** Start Material provided **
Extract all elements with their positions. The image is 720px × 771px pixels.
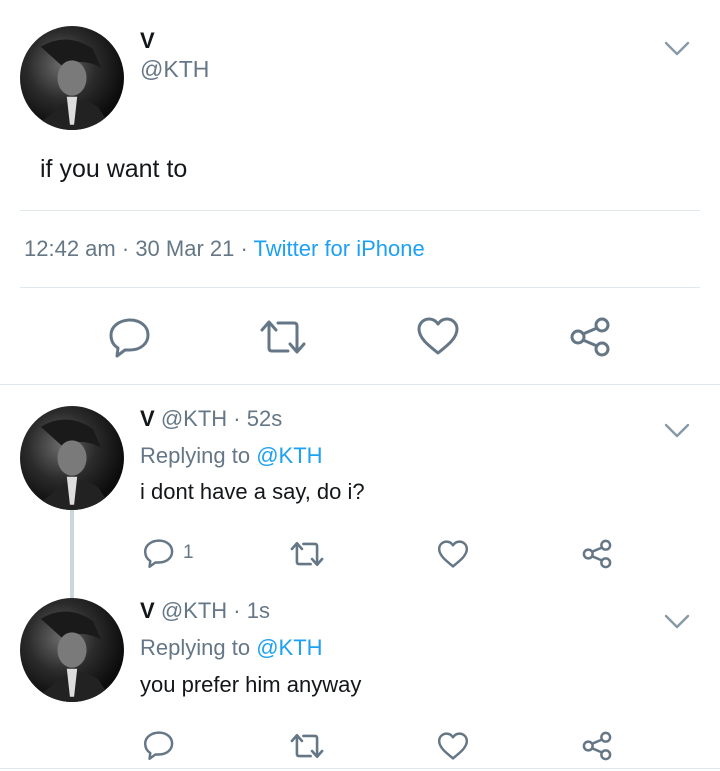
heart-icon [417, 317, 459, 355]
tweet-text: if you want to [40, 155, 188, 183]
reply-button[interactable] [143, 729, 175, 761]
share-button[interactable] [581, 730, 613, 762]
replying-label: Replying to [140, 443, 251, 468]
replying-to: Replying to @KTH [140, 635, 323, 661]
divider [0, 768, 720, 769]
tweet-source-link[interactable]: Twitter for iPhone [254, 236, 425, 261]
reply-header: V @KTH · 52s [140, 406, 282, 432]
share-icon [582, 731, 612, 761]
tweet-text: i dont have a say, do i? [140, 479, 365, 504]
tweet-time: 12:42 am [24, 236, 116, 261]
mention-link[interactable]: @KTH [256, 443, 322, 468]
reply-button[interactable] [108, 316, 152, 358]
divider [20, 210, 700, 211]
retweet-icon [290, 541, 324, 567]
heart-icon [437, 732, 469, 760]
chevron-down-icon[interactable] [664, 423, 690, 439]
like-button[interactable] [416, 316, 460, 356]
divider [20, 287, 700, 288]
replying-to: Replying to @KTH [140, 443, 323, 469]
tweet-age: 52s [246, 406, 283, 431]
divider [0, 384, 720, 385]
retweet-button[interactable] [289, 540, 325, 568]
reply-header: V @KTH · 1s [140, 598, 270, 624]
display-name[interactable]: V [140, 406, 155, 431]
retweet-icon [290, 733, 324, 759]
separator: · [240, 236, 248, 261]
share-button[interactable] [568, 316, 612, 358]
share-icon [570, 317, 610, 357]
reply-count: 1 [183, 542, 194, 563]
separator: · [121, 236, 130, 261]
tweet-meta: 12:42 am · 30 Mar 21 · Twitter for iPhon… [24, 236, 425, 262]
replying-label: Replying to [140, 635, 251, 660]
avatar[interactable] [20, 26, 124, 130]
tweet-date: 30 Mar 21 [135, 236, 235, 261]
user-handle[interactable]: @KTH [161, 598, 227, 623]
mention-link[interactable]: @KTH [256, 635, 322, 660]
avatar[interactable] [20, 598, 124, 702]
display-name[interactable]: V [140, 28, 155, 54]
separator: · [233, 406, 241, 431]
like-button[interactable] [437, 539, 469, 569]
separator: · [233, 598, 241, 623]
tweet-age: 1s [246, 598, 270, 623]
retweet-button[interactable] [289, 732, 325, 760]
reply-icon [109, 318, 150, 358]
reply-icon [143, 539, 174, 569]
tweet-text: you prefer him anyway [140, 672, 362, 697]
like-button[interactable] [437, 731, 469, 761]
share-icon [582, 539, 612, 569]
reply-icon [143, 731, 174, 761]
avatar[interactable] [20, 406, 124, 510]
user-handle[interactable]: @KTH [161, 406, 227, 431]
display-name[interactable]: V [140, 598, 155, 623]
retweet-button[interactable] [258, 318, 308, 356]
heart-icon [437, 540, 469, 568]
chevron-down-icon[interactable] [664, 614, 690, 630]
retweet-icon [260, 320, 306, 354]
share-button[interactable] [581, 538, 613, 570]
chevron-down-icon[interactable] [664, 41, 690, 57]
reply-button[interactable]: 1 [143, 537, 194, 569]
thread-line [70, 508, 74, 600]
user-handle[interactable]: @KTH [140, 56, 209, 83]
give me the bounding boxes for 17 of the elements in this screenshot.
** End Material provided **
Goal of the exercise:
Give the items again with "share-button" switched to "send-button" and nothing else changed, and leave the pictures out of your answer.

Task output:
Extract all elements with their positions. The image is 720px × 771px pixels.
heart-icon [417, 317, 459, 355]
tweet-text: if you want to [40, 155, 188, 183]
reply-button[interactable] [143, 729, 175, 761]
send-button[interactable] [581, 730, 613, 762]
replying-label: Replying to [140, 443, 251, 468]
replying-to: Replying to @KTH [140, 635, 323, 661]
divider [0, 768, 720, 769]
tweet-source-link[interactable]: Twitter for iPhone [254, 236, 425, 261]
reply-header: V @KTH · 52s [140, 406, 282, 432]
share-icon [582, 731, 612, 761]
tweet-text: i dont have a say, do i? [140, 479, 365, 504]
tweet-time: 12:42 am [24, 236, 116, 261]
mention-link[interactable]: @KTH [256, 443, 322, 468]
reply-button[interactable] [108, 316, 152, 358]
divider [20, 210, 700, 211]
retweet-icon [290, 541, 324, 567]
heart-icon [437, 732, 469, 760]
chevron-down-icon[interactable] [664, 423, 690, 439]
like-button[interactable] [416, 316, 460, 356]
divider [20, 287, 700, 288]
replying-to: Replying to @KTH [140, 443, 323, 469]
tweet-age: 52s [246, 406, 283, 431]
divider [0, 384, 720, 385]
retweet-button[interactable] [289, 540, 325, 568]
reply-header: V @KTH · 1s [140, 598, 270, 624]
display-name[interactable]: V [140, 406, 155, 431]
retweet-icon [290, 733, 324, 759]
separator: · [240, 236, 248, 261]
send-button[interactable] [568, 316, 612, 358]
share-icon [570, 317, 610, 357]
reply-count: 1 [183, 542, 194, 563]
separator: · [121, 236, 130, 261]
tweet-meta: 12:42 am · 30 Mar 21 · Twitter for iPhon… [24, 236, 425, 262]
replying-label: Replying to [140, 635, 251, 660]
avatar[interactable] [20, 26, 124, 130]
tweet-date: 30 Mar 21 [135, 236, 235, 261]
user-handle[interactable]: @KTH [161, 598, 227, 623]
mention-link[interactable]: @KTH [256, 635, 322, 660]
avatar[interactable] [20, 598, 124, 702]
display-name[interactable]: V [140, 28, 155, 54]
separator: · [233, 406, 241, 431]
like-button[interactable] [437, 539, 469, 569]
separator: · [233, 598, 241, 623]
tweet-age: 1s [246, 598, 270, 623]
retweet-button[interactable] [289, 732, 325, 760]
reply-icon [109, 318, 150, 358]
reply-icon [143, 539, 174, 569]
tweet-text: you prefer him anyway [140, 672, 362, 697]
like-button[interactable] [437, 731, 469, 761]
share-icon [582, 539, 612, 569]
reply-icon [143, 731, 174, 761]
avatar[interactable] [20, 406, 124, 510]
user-handle[interactable]: @KTH [161, 406, 227, 431]
display-name[interactable]: V [140, 598, 155, 623]
retweet-button[interactable] [258, 318, 308, 356]
heart-icon [437, 540, 469, 568]
chevron-down-icon[interactable] [664, 614, 690, 630]
retweet-icon [260, 320, 306, 354]
send-button[interactable] [581, 538, 613, 570]
chevron-down-icon[interactable] [664, 41, 690, 57]
reply-button[interactable]: 1 [143, 537, 194, 569]
thread-line [70, 508, 74, 600]
user-handle[interactable]: @KTH [140, 56, 209, 83]
give me the bounding boxes for 17 of the elements in this screenshot.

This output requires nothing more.